> [WORK TO COMPLETE]: Track down each line that has the word "color" and copy it.

[START OF DATA SUPPLIED]

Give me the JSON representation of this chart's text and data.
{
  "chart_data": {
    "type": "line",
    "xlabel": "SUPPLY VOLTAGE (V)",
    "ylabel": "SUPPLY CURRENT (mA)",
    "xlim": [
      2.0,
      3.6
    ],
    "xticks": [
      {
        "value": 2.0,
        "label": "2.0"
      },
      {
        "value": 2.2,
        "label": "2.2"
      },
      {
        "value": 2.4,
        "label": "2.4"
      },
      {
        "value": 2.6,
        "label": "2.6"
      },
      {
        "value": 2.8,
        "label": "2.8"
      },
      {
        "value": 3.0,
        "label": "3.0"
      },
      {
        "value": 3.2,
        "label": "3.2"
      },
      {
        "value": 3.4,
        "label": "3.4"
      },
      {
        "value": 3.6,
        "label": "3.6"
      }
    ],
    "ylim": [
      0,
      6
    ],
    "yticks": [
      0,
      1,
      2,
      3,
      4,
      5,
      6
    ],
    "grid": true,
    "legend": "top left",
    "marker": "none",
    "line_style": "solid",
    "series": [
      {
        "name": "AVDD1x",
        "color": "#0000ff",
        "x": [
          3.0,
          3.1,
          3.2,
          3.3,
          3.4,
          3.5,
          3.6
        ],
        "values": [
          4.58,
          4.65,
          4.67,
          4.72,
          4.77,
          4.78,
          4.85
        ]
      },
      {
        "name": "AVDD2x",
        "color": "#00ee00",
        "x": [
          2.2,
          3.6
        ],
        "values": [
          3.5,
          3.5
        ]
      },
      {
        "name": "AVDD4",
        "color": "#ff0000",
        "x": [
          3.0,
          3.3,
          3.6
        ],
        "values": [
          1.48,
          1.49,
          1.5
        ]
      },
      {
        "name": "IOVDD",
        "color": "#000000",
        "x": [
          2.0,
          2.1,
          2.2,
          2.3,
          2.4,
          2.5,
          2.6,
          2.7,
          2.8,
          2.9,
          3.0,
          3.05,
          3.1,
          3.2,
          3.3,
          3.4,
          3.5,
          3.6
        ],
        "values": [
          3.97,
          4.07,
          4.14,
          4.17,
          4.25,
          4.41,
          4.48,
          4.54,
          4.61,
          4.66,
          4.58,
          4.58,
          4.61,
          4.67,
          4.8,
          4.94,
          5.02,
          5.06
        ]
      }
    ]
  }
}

[END OF DATA SUPPLIED]

> [WRITTEN ANSWER]:
        "color": "#0000ff",
        "color": "#00ee00",
        "color": "#ff0000",
        "color": "#000000",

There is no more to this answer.